=== YOUR INSTRUCTIONS ===
Write out every entry, unchanged. Skip any picture.
:::
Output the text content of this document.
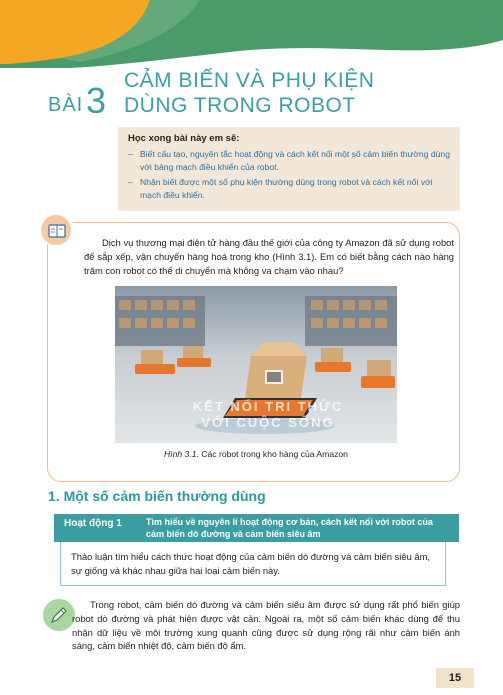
BÀI 3 CẢM BIẾN VÀ PHỤ KIỆN
DÙNG TRONG ROBOT
Học xong bài này em sẽ:
– Biết cấu tạo, nguyên tắc hoạt động và cách kết nối một số cảm biến thường dùng với bảng mạch điều khiển của robot.
– Nhận biết được một số phụ kiện thường dùng trong robot và cách kết nối với mạch điều khiển.

Dịch vụ thương mại điện tử hàng đầu thế giới của công ty Amazon đã sử dụng robot để sắp xếp, vận chuyển hàng hoá trong kho (Hình 3.1). Em có biết bằng cách nào hàng trăm con robot có thể di chuyển mà không va chạm vào nhau?

KẾT NỐI TRI THỨC
VỚI CUỘC SỐNG

Hình 3.1. Các robot trong kho hàng của Amazon

1. Một số cảm biến thường dùng
Hoạt động 1	Tìm hiểu về nguyên lí hoạt động cơ bản, cách kết nối với robot của cảm biến dò đường và cảm biến siêu âm

Thảo luận tìm hiểu cách thức hoạt động của cảm biến dò đường và cảm biến siêu âm, sự giống và khác nhau giữa hai loại cảm biến này.

Trong robot, cảm biến dò đường và cảm biến siêu âm được sử dụng rất phổ biến giúp robot dò đường và phát hiện được vật cản. Ngoài ra, một số cảm biến khác dùng để thu nhận dữ liệu về môi trường xung quanh cũng được sử dụng rộng rãi như cảm biến ánh sáng, cảm biến nhiệt độ, cảm biến độ ẩm.

15
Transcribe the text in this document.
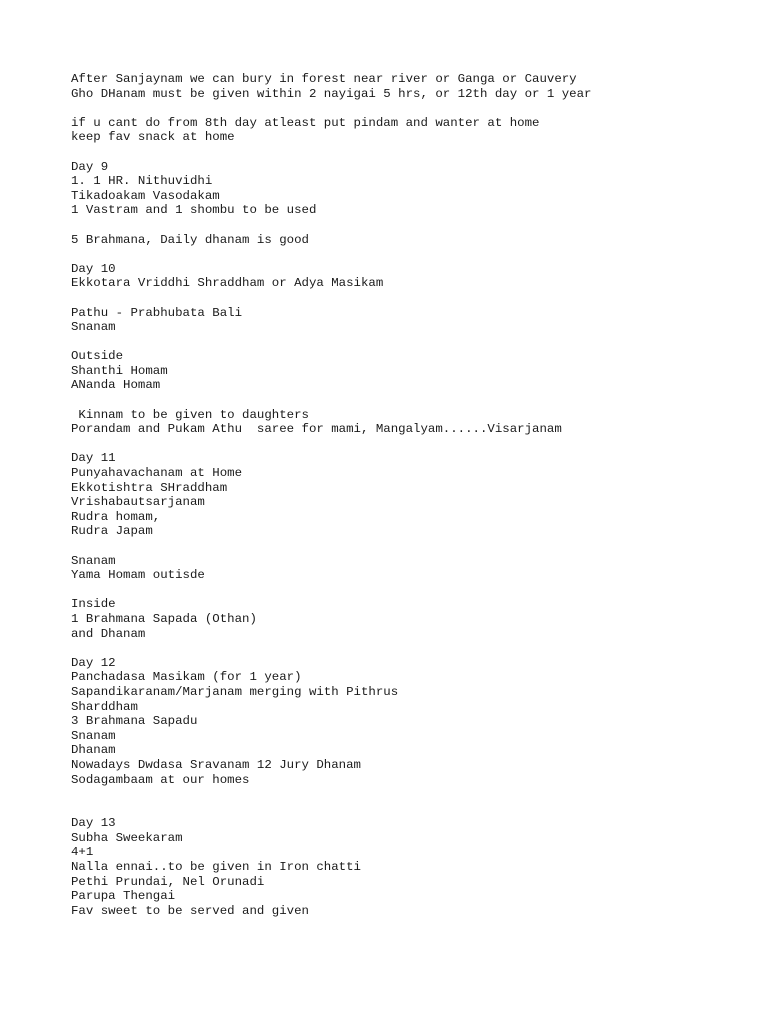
After Sanjaynam we can bury in forest near river or Ganga or Cauvery
Gho DHanam must be given within 2 nayigai 5 hrs, or 12th day or 1 year
if u cant do from 8th day atleast put pindam and wanter at home
keep fav snack at home
Day 9
1. 1 HR. Nithuvidhi
Tikadoakam Vasodakam
1 Vastram and 1 shombu to be used
5 Brahmana, Daily dhanam is good
Day 10
Ekkotara Vriddhi Shraddham or Adya Masikam
Pathu - Prabhubata Bali
Snanam
Outside
Shanthi Homam
ANanda Homam
Kinnam to be given to daughters
Porandam and Pukam Athu  saree for mami, Mangalyam......Visarjanam
Day 11
Punyahavachanam at Home
Ekkotishtra SHraddham
Vrishabautsarjanam
Rudra homam,
Rudra Japam
Snanam
Yama Homam outisde
Inside
1 Brahmana Sapada (Othan)
and Dhanam
Day 12
Panchadasa Masikam (for 1 year)
Sapandikaranam/Marjanam merging with Pithrus
Sharddham
3 Brahmana Sapadu
Snanam
Dhanam
Nowadays Dwdasa Sravanam 12 Jury Dhanam
Sodagambaam at our homes
Day 13
Subha Sweekaram
4+1
Nalla ennai..to be given in Iron chatti
Pethi Prundai, Nel Orunadi
Parupa Thengai
Fav sweet to be served and given
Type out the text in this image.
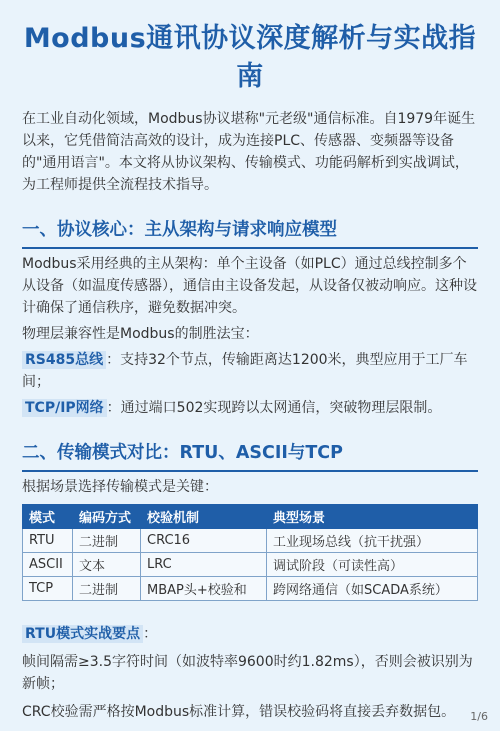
Modbus通讯协议深度解析与实战指南
在工业自动化领域，Modbus协议堪称"元老级"通信标准。自1979年诞生以来，它凭借简洁高效的设计，成为连接PLC、传感器、变频器等设备的"通用语言"。本文将从协议架构、传输模式、功能码解析到实战调试，为工程师提供全流程技术指导。
一、协议核心：主从架构与请求响应模型
Modbus采用经典的主从架构：单个主设备（如PLC）通过总线控制多个从设备（如温度传感器），通信由主设备发起，从设备仅被动响应。这种设计确保了通信秩序，避免数据冲突。
物理层兼容性是Modbus的制胜法宝：
RS485总线 ：支持32个节点，传输距离达1200米，典型应用于工厂车间；
TCP/IP网络 ：通过端口502实现跨以太网通信，突破物理层限制。
二、传输模式对比：RTU、ASCII与TCP
根据场景选择传输模式是关键：
模式	编码方式	校验机制	典型场景
RTU	二进制	CRC16	工业现场总线（抗干扰强）
ASCII	文本	LRC	调试阶段（可读性高）
TCP	二进制	MBAP头+校验和	跨网络通信（如SCADA系统）
RTU模式实战要点 ：
帧间隔需≥3.5字符时间（如波特率9600时约1.82ms），否则会被识别为新帧；
CRC校验需严格按Modbus标准计算，错误校验码将直接丢弃数据包。	1/6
:::
=== TASK ANSWER ===
Output the text content of this document.
BÀI 3 CẢM BIẾN VÀ PHỤ KIỆN
DÙNG TRONG ROBOT
Học xong bài này em sẽ:
– Biết cấu tạo, nguyên tắc hoạt động và cách kết nối một số cảm biến thường dùng với bảng mạch điều khiển của robot.
– Nhận biết được một số phụ kiện thường dùng trong robot và cách kết nối với mạch điều khiển.

Dịch vụ thương mại điện tử hàng đầu thế giới của công ty Amazon đã sử dụng robot để sắp xếp, vận chuyển hàng hoá trong kho (Hình 3.1). Em có biết bằng cách nào hàng trăm con robot có thể di chuyển mà không va chạm vào nhau?

KẾT NỐI TRI THỨC
VỚI CUỘC SỐNG

Hình 3.1. Các robot trong kho hàng của Amazon

1. Một số cảm biến thường dùng
Hoạt động 1	Tìm hiểu về nguyên lí hoạt động cơ bản, cách kết nối với robot của cảm biến dò đường và cảm biến siêu âm

Thảo luận tìm hiểu cách thức hoạt động của cảm biến dò đường và cảm biến siêu âm, sự giống và khác nhau giữa hai loại cảm biến này.

Trong robot, cảm biến dò đường và cảm biến siêu âm được sử dụng rất phổ biến giúp robot dò đường và phát hiện được vật cản. Ngoài ra, một số cảm biến khác dùng để thu nhận dữ liệu về môi trường xung quanh cũng được sử dụng rộng rãi như cảm biến ánh sáng, cảm biến nhiệt độ, cảm biến độ ẩm.

15
Transcribe the text in this document.
After Sanjaynam we can bury in forest near river or Ganga or Cauvery
Gho DHanam must be given within 2 nayigai 5 hrs, or 12th day or 1 year
if u cant do from 8th day atleast put pindam and wanter at home
keep fav snack at home
Day 9
1. 1 HR. Nithuvidhi
Tikadoakam Vasodakam
1 Vastram and 1 shombu to be used
5 Brahmana, Daily dhanam is good
Day 10
Ekkotara Vriddhi Shraddham or Adya Masikam
Pathu - Prabhubata Bali
Snanam
Outside
Shanthi Homam
ANanda Homam
Kinnam to be given to daughters
Porandam and Pukam Athu  saree for mami, Mangalyam......Visarjanam
Day 11
Punyahavachanam at Home
Ekkotishtra SHraddham
Vrishabautsarjanam
Rudra homam,
Rudra Japam
Snanam
Yama Homam outisde
Inside
1 Brahmana Sapada (Othan)
and Dhanam
Day 12
Panchadasa Masikam (for 1 year)
Sapandikaranam/Marjanam merging with Pithrus
Sharddham
3 Brahmana Sapadu
Snanam
Dhanam
Nowadays Dwdasa Sravanam 12 Jury Dhanam
Sodagambaam at our homes
Day 13
Subha Sweekaram
4+1
Nalla ennai..to be given in Iron chatti
Pethi Prundai, Nel Orunadi
Parupa Thengai
Fav sweet to be served and given
Type out the text in this image.
Modbus通讯协议深度解析与实战指南
在工业自动化领域，Modbus协议堪称"元老级"通信标准。自1979年诞生以来，它凭借简洁高效的设计，成为连接PLC、传感器、变频器等设备的"通用语言"。本文将从协议架构、传输模式、功能码解析到实战调试，为工程师提供全流程技术指导。
一、协议核心：主从架构与请求响应模型
Modbus采用经典的主从架构：单个主设备（如PLC）通过总线控制多个从设备（如温度传感器），通信由主设备发起，从设备仅被动响应。这种设计确保了通信秩序，避免数据冲突。
物理层兼容性是Modbus的制胜法宝：
RS485总线 ：支持32个节点，传输距离达1200米，典型应用于工厂车间；
TCP/IP网络 ：通过端口502实现跨以太网通信，突破物理层限制。
二、传输模式对比：RTU、ASCII与TCP
根据场景选择传输模式是关键：
模式	编码方式	校验机制	典型场景
RTU	二进制	CRC16	工业现场总线（抗干扰强）
ASCII	文本	LRC	调试阶段（可读性高）
TCP	二进制	MBAP头+校验和	跨网络通信（如SCADA系统）
RTU模式实战要点 ：
帧间隔需≥3.5字符时间（如波特率9600时约1.82ms），否则会被识别为新帧；
CRC校验需严格按Modbus标准计算，错误校验码将直接丢弃数据包。	1/6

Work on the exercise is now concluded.